TASK REQUIREMENTS =>
Find the word "content" in the data. Return every line where it appears.

RECORDS PROVIDED =>
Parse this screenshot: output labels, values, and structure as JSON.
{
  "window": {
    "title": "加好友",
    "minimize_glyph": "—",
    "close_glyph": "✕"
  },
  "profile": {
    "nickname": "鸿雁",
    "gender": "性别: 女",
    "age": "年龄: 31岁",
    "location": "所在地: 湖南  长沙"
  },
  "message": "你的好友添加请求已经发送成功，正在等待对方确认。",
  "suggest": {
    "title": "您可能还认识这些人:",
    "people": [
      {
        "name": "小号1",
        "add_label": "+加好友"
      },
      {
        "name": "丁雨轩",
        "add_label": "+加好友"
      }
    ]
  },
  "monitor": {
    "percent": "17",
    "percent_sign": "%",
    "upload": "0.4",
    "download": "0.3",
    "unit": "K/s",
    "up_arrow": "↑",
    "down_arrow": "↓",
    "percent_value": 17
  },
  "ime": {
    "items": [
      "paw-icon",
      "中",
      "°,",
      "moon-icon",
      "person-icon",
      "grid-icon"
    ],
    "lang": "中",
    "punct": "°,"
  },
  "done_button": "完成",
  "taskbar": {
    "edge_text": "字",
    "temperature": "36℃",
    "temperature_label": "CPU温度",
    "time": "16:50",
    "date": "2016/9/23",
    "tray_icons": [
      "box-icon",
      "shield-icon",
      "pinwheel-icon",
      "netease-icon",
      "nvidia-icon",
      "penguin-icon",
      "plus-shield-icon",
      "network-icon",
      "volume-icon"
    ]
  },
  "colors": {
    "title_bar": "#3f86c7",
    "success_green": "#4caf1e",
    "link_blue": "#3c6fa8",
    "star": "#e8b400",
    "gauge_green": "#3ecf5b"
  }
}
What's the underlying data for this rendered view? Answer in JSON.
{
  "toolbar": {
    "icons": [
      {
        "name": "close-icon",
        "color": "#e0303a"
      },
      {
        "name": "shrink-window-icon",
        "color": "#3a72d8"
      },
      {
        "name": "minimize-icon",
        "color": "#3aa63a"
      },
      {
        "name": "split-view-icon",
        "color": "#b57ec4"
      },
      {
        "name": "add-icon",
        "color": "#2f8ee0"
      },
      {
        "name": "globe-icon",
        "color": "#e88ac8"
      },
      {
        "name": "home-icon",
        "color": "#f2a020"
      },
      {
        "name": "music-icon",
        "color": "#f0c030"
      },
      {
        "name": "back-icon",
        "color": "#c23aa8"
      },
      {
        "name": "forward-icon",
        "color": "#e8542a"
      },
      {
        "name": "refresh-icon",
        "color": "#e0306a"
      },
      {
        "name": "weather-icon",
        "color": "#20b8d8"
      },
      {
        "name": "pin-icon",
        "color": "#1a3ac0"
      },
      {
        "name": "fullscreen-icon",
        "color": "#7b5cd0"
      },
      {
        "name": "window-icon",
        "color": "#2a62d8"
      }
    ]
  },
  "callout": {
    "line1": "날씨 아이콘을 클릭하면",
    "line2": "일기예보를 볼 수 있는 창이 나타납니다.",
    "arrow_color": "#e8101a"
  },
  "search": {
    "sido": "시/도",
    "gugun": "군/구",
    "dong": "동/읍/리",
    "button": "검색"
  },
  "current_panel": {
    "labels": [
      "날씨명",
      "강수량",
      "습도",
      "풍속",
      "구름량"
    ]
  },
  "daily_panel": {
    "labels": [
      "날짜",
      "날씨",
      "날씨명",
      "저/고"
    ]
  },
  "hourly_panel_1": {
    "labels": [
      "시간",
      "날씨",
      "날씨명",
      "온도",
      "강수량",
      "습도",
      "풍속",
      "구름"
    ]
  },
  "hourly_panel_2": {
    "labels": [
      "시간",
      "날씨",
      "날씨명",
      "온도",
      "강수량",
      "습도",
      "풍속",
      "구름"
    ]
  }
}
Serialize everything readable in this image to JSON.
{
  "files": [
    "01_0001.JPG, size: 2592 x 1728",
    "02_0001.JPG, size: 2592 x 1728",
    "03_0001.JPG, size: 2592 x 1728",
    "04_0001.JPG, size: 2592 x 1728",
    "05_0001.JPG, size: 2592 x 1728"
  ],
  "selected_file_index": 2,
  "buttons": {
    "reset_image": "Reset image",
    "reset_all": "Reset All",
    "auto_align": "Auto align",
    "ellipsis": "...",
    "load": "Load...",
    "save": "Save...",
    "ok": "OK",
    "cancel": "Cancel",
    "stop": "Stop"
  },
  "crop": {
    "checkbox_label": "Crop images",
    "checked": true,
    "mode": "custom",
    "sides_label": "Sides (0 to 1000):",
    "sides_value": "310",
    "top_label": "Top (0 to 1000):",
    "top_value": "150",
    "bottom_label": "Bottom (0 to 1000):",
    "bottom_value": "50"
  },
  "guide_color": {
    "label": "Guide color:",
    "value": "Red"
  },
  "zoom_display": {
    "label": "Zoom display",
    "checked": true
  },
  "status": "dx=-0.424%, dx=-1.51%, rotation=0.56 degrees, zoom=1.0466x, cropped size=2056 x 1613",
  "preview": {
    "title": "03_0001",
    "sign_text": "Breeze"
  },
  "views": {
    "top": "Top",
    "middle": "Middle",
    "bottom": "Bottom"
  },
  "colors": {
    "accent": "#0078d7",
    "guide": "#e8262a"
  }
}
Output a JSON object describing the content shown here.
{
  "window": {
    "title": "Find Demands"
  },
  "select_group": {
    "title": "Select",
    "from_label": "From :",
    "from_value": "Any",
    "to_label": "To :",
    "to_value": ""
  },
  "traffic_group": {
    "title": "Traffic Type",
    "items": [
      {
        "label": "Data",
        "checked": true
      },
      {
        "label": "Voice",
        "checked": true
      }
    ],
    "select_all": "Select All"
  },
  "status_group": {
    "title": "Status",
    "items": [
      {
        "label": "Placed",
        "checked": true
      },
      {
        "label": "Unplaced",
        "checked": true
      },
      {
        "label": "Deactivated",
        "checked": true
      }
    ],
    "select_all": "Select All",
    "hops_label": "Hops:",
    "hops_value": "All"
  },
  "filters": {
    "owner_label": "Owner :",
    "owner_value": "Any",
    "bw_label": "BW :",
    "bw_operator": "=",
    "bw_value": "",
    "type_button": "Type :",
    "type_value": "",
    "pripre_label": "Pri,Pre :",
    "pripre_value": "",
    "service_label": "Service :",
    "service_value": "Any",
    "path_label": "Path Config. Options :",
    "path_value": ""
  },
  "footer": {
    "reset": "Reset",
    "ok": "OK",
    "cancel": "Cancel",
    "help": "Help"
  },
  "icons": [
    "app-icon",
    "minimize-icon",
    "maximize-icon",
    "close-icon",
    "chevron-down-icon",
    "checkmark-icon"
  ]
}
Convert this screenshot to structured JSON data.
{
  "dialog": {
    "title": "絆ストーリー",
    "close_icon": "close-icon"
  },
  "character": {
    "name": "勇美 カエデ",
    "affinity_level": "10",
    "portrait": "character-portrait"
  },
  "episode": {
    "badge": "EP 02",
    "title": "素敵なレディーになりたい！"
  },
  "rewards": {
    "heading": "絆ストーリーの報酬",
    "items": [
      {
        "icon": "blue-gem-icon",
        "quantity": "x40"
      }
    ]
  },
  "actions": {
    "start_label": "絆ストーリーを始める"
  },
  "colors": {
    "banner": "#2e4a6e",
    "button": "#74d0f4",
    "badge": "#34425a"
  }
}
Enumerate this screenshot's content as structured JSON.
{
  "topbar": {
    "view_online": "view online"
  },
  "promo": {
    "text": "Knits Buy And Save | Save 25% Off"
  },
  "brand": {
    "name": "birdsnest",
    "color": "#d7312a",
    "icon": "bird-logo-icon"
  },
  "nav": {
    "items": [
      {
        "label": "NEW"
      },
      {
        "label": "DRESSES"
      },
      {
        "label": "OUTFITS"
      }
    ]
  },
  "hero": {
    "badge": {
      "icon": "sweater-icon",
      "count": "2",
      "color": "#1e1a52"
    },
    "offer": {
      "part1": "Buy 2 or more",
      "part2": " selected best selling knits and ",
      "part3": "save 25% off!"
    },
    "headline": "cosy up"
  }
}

PROBLEM SOLUTION =>
Output a JSON object describing the content shown here.
Enumerate this screenshot's content as structured JSON.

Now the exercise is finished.